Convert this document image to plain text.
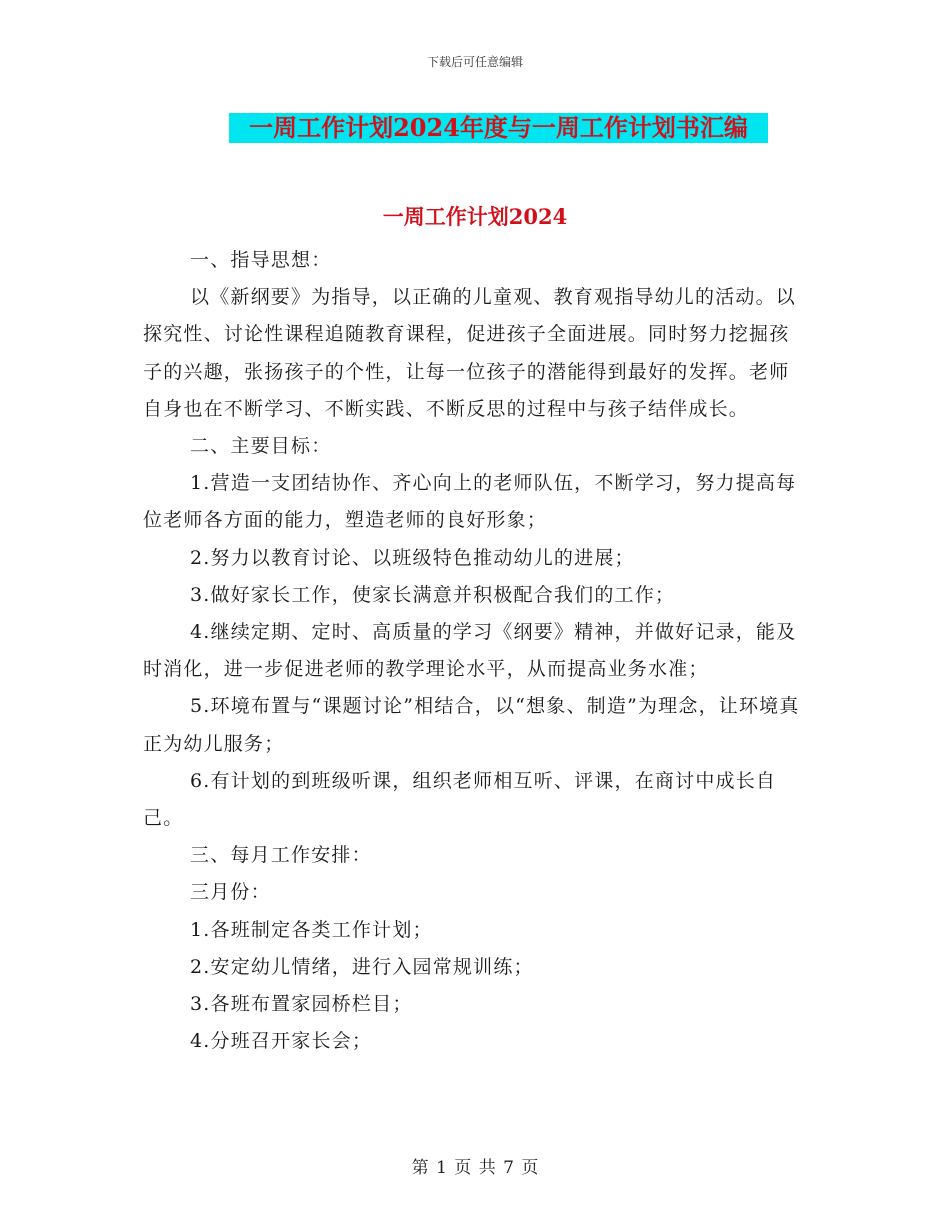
下载后可任意编辑
一周工作计划2024年度与一周工作计划书汇编
一周工作计划2024

一、指导思想：

以《新纲要》为指导，以正确的儿童观、教育观指导幼儿的活动。以探究性、讨论性课程追随教育课程，促进孩子全面进展。同时努力挖掘孩子的兴趣，张扬孩子的个性，让每一位孩子的潜能得到最好的发挥。老师自身也在不断学习、不断实践、不断反思的过程中与孩子结伴成长。

二、主要目标：

1.营造一支团结协作、齐心向上的老师队伍，不断学习，努力提高每位老师各方面的能力，塑造老师的良好形象；

2.努力以教育讨论、以班级特色推动幼儿的进展；

3.做好家长工作，使家长满意并积极配合我们的工作；

4.继续定期、定时、高质量的学习《纲要》精神，并做好记录，能及时消化，进一步促进老师的教学理论水平，从而提高业务水准；

5.环境布置与“课题讨论”相结合，以“想象、制造”为理念，让环境真正为幼儿服务；

6.有计划的到班级听课，组织老师相互听、评课，在商讨中成长自己。

三、每月工作安排：

三月份：

1.各班制定各类工作计划；

2.安定幼儿情绪，进行入园常规训练；

3.各班布置家园桥栏目；

4.分班召开家长会；

第 1 页 共 7 页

——

- [EXERCISE INSTRUCTIONS] Nothing but the pictures may be dropped; output the records above exactly.

- [TASK OUTPUT]
Convert this document image to plain text.
下载后可任意编辑
一周工作计划2024年度与一周工作计划书汇编
一周工作计划2024

一、指导思想：

以《新纲要》为指导，以正确的儿童观、教育观指导幼儿的活动。以探究性、讨论性课程追随教育课程，促进孩子全面进展。同时努力挖掘孩子的兴趣，张扬孩子的个性，让每一位孩子的潜能得到最好的发挥。老师自身也在不断学习、不断实践、不断反思的过程中与孩子结伴成长。

二、主要目标：

1.营造一支团结协作、齐心向上的老师队伍，不断学习，努力提高每位老师各方面的能力，塑造老师的良好形象；

2.努力以教育讨论、以班级特色推动幼儿的进展；

3.做好家长工作，使家长满意并积极配合我们的工作；

4.继续定期、定时、高质量的学习《纲要》精神，并做好记录，能及时消化，进一步促进老师的教学理论水平，从而提高业务水准；

5.环境布置与“课题讨论”相结合，以“想象、制造”为理念，让环境真正为幼儿服务；

6.有计划的到班级听课，组织老师相互听、评课，在商讨中成长自己。

三、每月工作安排：

三月份：

1.各班制定各类工作计划；

2.安定幼儿情绪，进行入园常规训练；

3.各班布置家园桥栏目；

4.分班召开家长会；

第 1 页 共 7 页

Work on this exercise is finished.